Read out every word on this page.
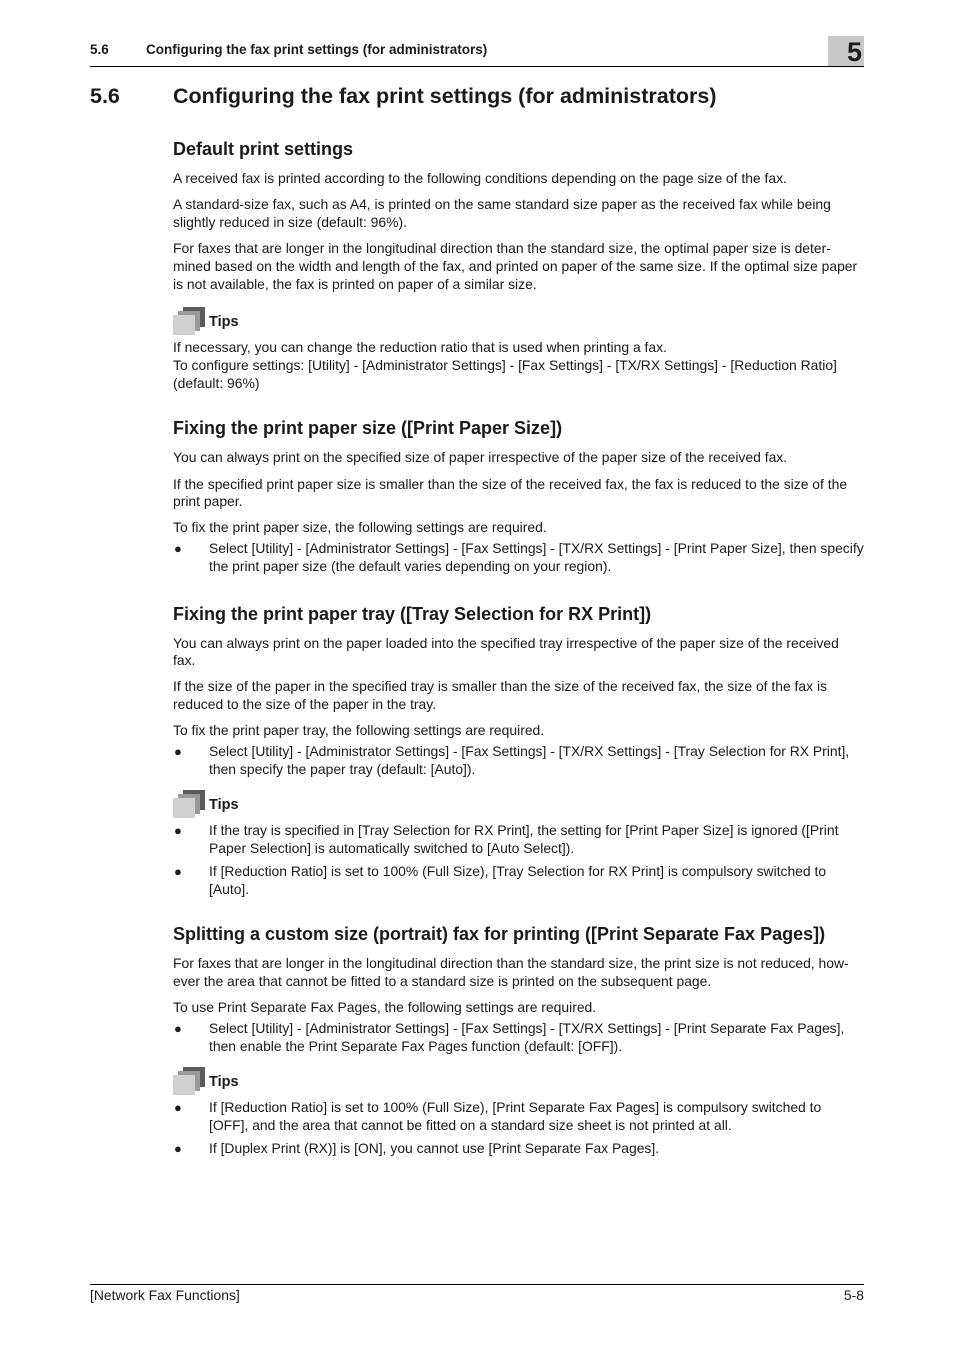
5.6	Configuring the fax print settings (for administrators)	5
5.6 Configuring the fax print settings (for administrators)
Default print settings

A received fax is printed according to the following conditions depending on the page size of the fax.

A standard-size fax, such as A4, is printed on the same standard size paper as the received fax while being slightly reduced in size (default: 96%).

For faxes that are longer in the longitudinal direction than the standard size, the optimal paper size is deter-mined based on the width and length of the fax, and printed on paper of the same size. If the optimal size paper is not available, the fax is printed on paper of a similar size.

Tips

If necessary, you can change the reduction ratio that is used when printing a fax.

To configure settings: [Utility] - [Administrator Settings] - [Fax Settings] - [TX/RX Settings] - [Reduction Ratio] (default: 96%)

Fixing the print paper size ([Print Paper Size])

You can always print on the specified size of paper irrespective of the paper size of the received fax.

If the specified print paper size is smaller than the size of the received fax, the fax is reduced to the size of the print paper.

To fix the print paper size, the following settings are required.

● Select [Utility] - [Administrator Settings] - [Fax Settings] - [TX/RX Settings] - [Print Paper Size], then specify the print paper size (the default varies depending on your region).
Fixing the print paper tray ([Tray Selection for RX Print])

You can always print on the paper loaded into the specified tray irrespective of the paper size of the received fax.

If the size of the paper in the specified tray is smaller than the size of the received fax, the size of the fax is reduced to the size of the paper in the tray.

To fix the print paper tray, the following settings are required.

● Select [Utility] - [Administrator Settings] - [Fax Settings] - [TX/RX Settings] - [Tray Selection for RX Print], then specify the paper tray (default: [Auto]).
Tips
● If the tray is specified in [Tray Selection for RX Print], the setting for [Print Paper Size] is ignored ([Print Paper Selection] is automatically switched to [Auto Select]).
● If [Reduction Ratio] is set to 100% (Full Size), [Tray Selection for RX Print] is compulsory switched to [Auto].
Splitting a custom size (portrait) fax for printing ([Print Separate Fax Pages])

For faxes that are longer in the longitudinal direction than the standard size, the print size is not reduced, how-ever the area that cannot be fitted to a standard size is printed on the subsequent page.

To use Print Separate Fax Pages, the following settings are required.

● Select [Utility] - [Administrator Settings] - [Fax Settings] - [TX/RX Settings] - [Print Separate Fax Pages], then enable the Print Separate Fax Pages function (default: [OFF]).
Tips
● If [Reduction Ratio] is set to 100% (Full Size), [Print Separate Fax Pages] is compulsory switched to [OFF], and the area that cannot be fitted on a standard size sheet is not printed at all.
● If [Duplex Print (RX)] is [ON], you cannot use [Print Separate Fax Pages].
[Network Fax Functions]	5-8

==

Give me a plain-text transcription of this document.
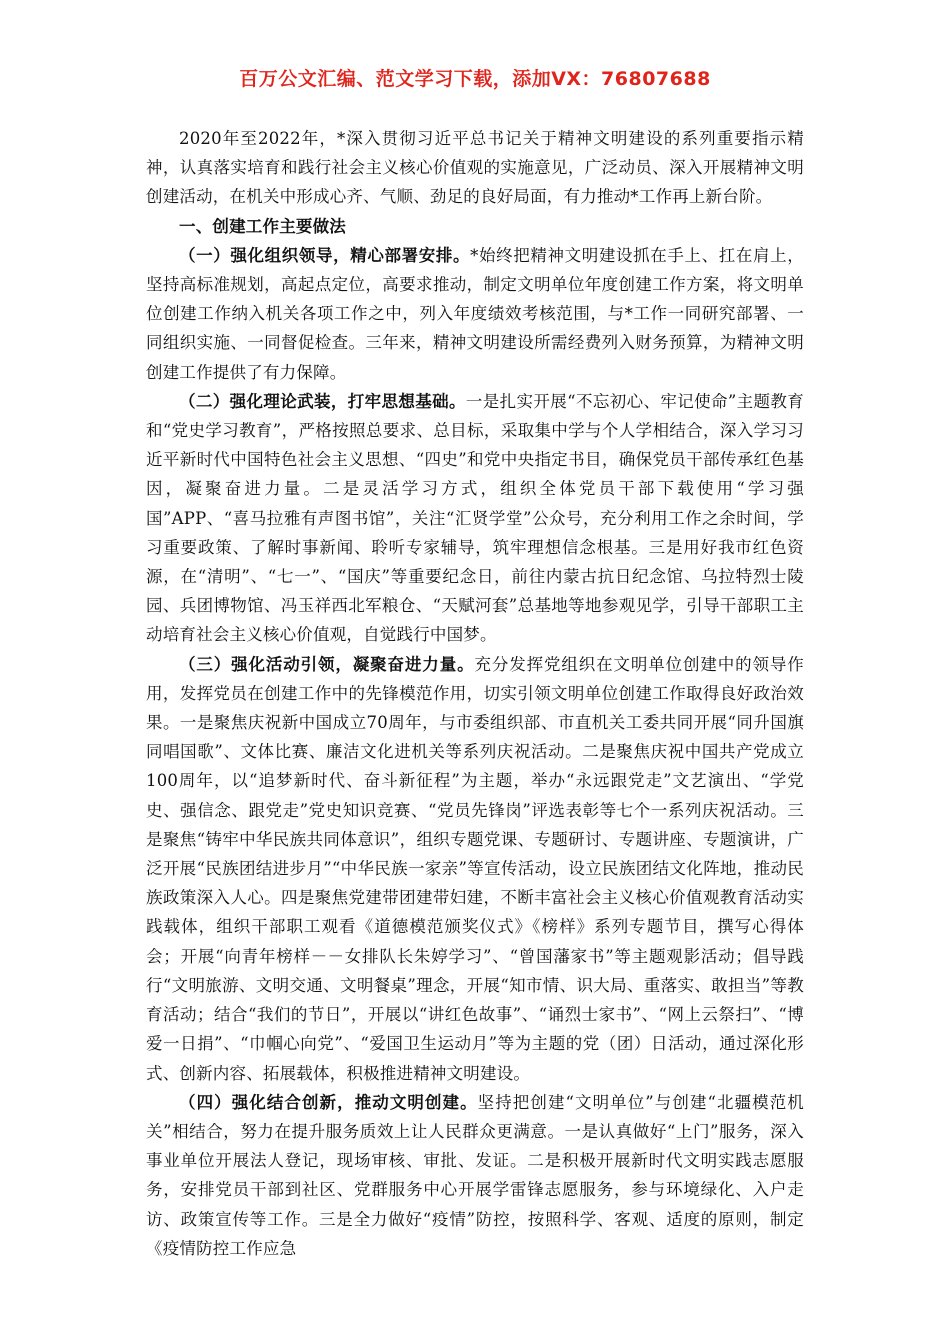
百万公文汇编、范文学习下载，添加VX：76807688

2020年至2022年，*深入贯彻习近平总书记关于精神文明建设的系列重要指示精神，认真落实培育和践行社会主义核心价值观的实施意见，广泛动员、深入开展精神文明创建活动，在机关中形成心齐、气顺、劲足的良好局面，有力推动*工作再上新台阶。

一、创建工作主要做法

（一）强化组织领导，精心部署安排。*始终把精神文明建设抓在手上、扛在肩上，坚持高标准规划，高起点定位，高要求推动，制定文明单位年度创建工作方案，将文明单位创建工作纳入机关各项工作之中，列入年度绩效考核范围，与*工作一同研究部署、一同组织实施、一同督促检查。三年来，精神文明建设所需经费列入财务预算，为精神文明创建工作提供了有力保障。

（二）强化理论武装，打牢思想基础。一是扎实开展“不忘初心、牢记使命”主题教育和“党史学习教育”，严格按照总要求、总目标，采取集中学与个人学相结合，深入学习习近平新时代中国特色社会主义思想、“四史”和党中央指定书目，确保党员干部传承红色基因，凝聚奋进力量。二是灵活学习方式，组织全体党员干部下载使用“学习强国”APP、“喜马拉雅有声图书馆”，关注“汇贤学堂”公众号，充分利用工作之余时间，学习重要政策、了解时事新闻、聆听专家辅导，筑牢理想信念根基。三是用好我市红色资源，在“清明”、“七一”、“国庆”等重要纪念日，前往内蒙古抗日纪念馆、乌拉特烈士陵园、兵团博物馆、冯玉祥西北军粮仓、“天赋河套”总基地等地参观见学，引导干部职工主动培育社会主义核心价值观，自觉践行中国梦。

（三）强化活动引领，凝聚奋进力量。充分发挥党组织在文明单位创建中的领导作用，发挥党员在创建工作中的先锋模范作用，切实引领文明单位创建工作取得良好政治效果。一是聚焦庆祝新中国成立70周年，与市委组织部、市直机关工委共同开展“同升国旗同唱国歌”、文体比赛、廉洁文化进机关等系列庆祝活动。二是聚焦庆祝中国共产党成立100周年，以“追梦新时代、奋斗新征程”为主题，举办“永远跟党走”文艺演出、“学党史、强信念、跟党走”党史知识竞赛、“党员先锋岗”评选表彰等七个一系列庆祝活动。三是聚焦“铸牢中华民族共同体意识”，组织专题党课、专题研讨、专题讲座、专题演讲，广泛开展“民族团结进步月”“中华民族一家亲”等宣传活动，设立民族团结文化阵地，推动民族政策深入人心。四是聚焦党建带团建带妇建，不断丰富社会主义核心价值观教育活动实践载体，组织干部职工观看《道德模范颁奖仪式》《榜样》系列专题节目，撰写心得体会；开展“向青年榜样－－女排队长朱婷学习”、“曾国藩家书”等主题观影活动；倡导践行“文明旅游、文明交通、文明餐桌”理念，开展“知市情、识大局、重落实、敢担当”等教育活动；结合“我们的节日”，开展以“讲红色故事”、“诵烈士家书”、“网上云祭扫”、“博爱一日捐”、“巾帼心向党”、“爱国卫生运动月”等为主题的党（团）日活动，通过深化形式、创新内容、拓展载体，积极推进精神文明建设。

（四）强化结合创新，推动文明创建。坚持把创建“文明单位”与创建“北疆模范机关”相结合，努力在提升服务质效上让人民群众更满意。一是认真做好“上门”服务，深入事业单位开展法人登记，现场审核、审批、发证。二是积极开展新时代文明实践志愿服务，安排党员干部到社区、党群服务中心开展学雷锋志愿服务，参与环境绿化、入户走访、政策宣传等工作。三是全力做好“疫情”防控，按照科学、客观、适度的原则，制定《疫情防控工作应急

---

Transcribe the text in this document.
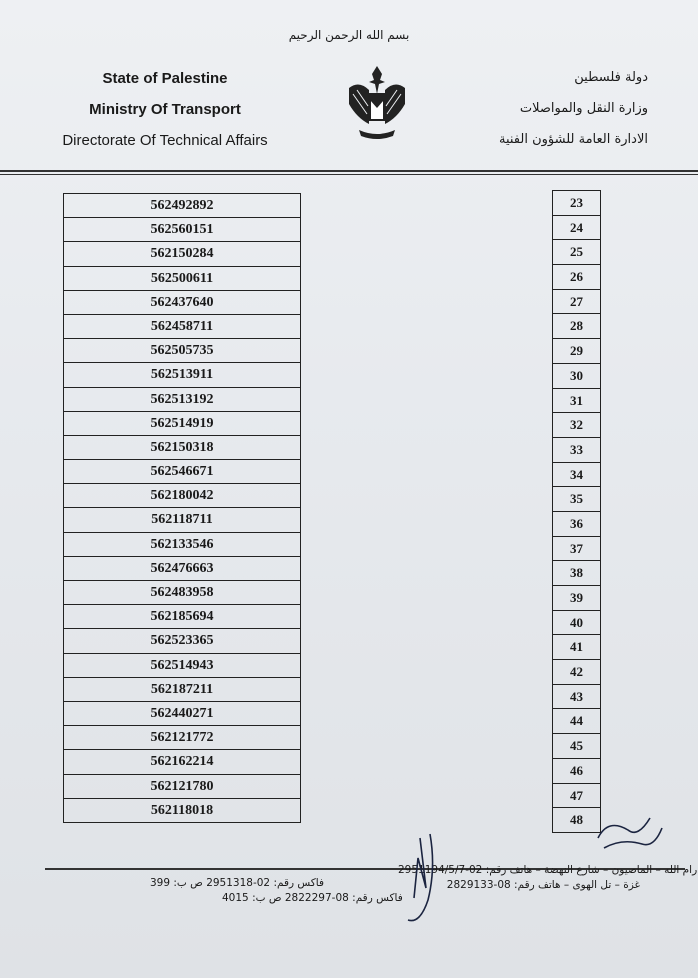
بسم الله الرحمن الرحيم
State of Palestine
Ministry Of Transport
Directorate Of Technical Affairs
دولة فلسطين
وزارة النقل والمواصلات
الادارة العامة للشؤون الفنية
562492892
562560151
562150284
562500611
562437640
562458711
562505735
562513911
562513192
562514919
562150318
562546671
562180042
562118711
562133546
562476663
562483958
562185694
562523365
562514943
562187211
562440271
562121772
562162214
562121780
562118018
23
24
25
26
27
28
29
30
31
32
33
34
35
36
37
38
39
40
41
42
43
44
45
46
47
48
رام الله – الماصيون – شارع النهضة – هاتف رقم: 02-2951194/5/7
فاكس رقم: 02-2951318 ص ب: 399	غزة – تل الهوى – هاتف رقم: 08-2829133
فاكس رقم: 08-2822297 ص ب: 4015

Work instructions. Copy every line of the data that holds the string "faxes".

Reply.
For faxes that are longer in the longitudinal direction than the standard size, the optimal paper size is deter-mined based on the width and length of the fax, and printed on paper of the same size. If the optimal size paper is not available, the fax is printed on paper of a similar size.
For faxes that are longer in the longitudinal direction than the standard size, the print size is not reduced, how-ever the area that cannot be fitted to a standard size is printed on the subsequent page.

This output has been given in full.